--- begin ---
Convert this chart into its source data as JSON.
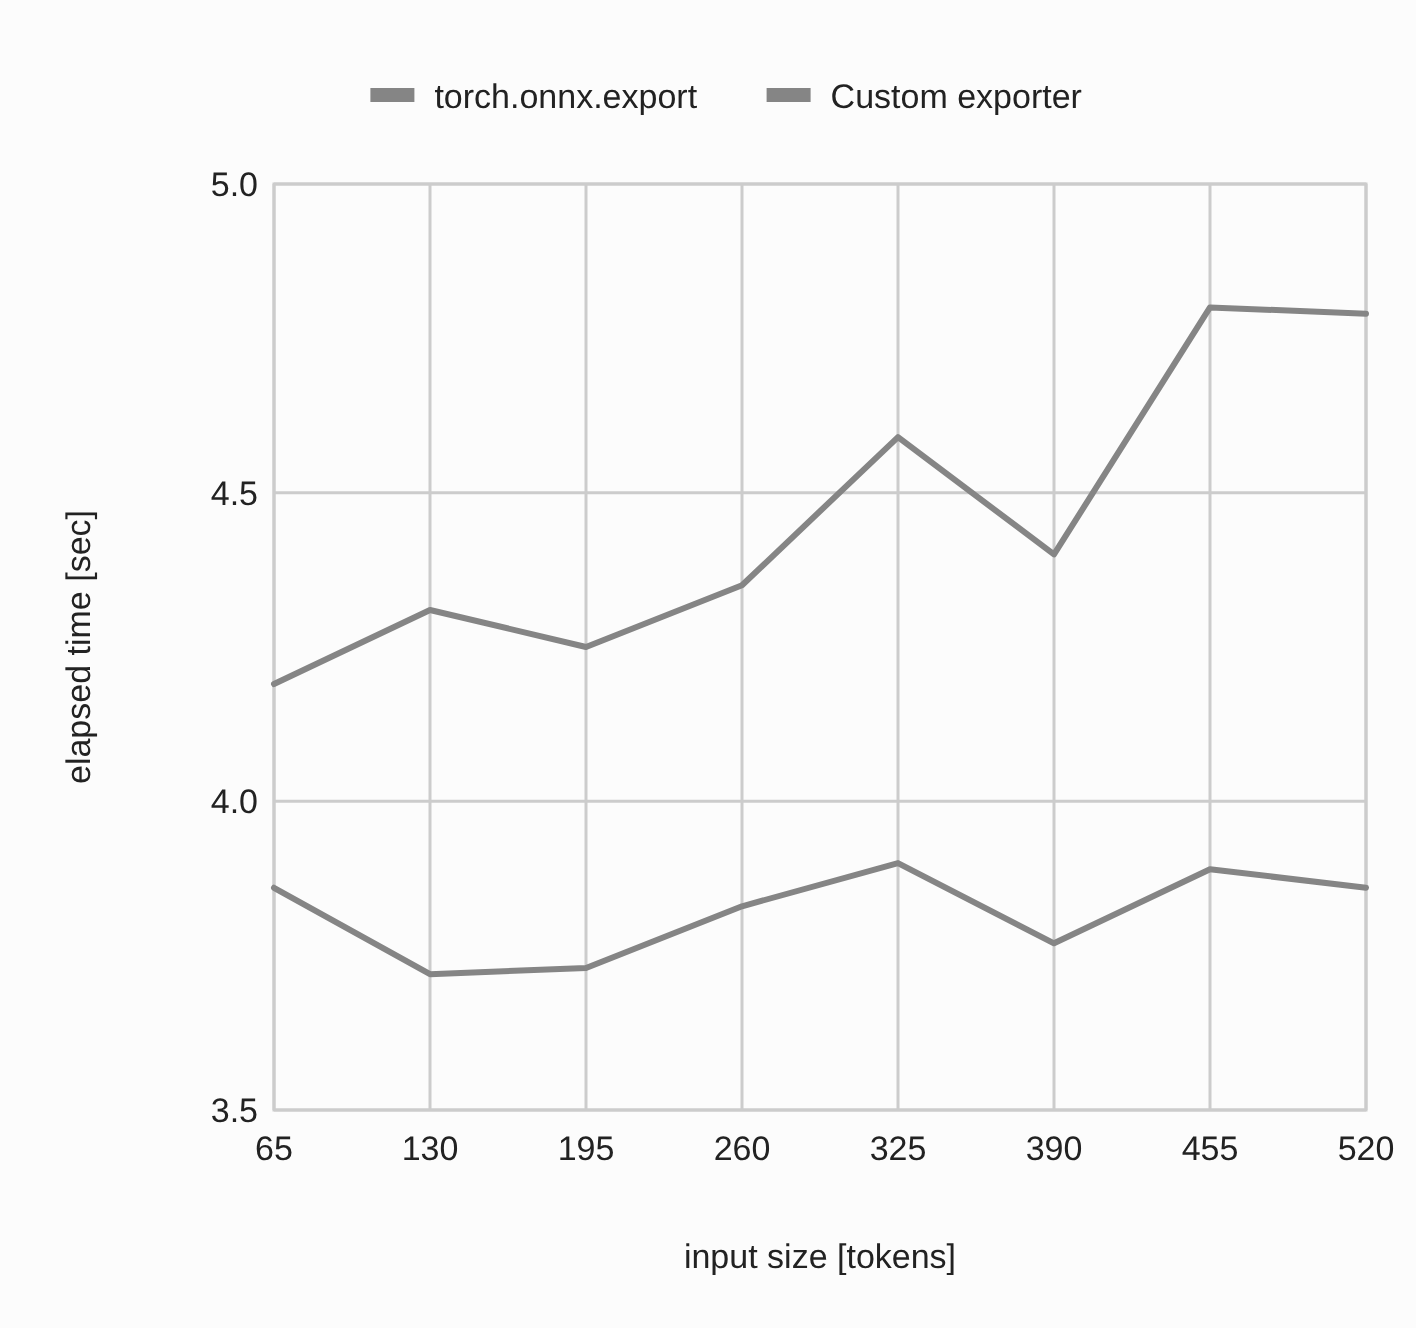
{
  "chart_data": {
    "type": "line",
    "xlabel": "input size [tokens]",
    "ylabel": "elapsed time [sec]",
    "x": [
      65,
      130,
      195,
      260,
      325,
      390,
      455,
      520
    ],
    "xlim": [
      65,
      520
    ],
    "xticks": [
      65,
      130,
      195,
      260,
      325,
      390,
      455,
      520
    ],
    "ylim": [
      3.5,
      5.0
    ],
    "yticks": [
      {
        "value": 3.5,
        "label": "3.5"
      },
      {
        "value": 4.0,
        "label": "4.0"
      },
      {
        "value": 4.5,
        "label": "4.5"
      },
      {
        "value": 5.0,
        "label": "5.0"
      }
    ],
    "series": [
      {
        "name": "torch.onnx.export",
        "color": "#858585",
        "values": [
          4.19,
          4.31,
          4.25,
          4.35,
          4.59,
          4.4,
          4.8,
          4.79
        ]
      },
      {
        "name": "Custom exporter",
        "color": "#858585",
        "values": [
          3.86,
          3.72,
          3.73,
          3.83,
          3.9,
          3.77,
          3.89,
          3.86
        ]
      }
    ],
    "grid": true,
    "legend": "top",
    "marker": "none",
    "line_style": "solid"
  }
}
--- end ---
SET EXERCISE: Copy every record above exactly, leaving out any pictures.

THE COMPLETED TASK:
Convert this chart into its source data as JSON.
{
  "chart_data": {
    "type": "line",
    "xlabel": "input size [tokens]",
    "ylabel": "elapsed time [sec]",
    "x": [
      65,
      130,
      195,
      260,
      325,
      390,
      455,
      520
    ],
    "xlim": [
      65,
      520
    ],
    "xticks": [
      65,
      130,
      195,
      260,
      325,
      390,
      455,
      520
    ],
    "ylim": [
      3.5,
      5.0
    ],
    "yticks": [
      {
        "value": 3.5,
        "label": "3.5"
      },
      {
        "value": 4.0,
        "label": "4.0"
      },
      {
        "value": 4.5,
        "label": "4.5"
      },
      {
        "value": 5.0,
        "label": "5.0"
      }
    ],
    "series": [
      {
        "name": "torch.onnx.export",
        "color": "#858585",
        "values": [
          4.19,
          4.31,
          4.25,
          4.35,
          4.59,
          4.4,
          4.8,
          4.79
        ]
      },
      {
        "name": "Custom exporter",
        "color": "#858585",
        "values": [
          3.86,
          3.72,
          3.73,
          3.83,
          3.9,
          3.77,
          3.89,
          3.86
        ]
      }
    ],
    "grid": true,
    "legend": "top",
    "marker": "none",
    "line_style": "solid"
  }
}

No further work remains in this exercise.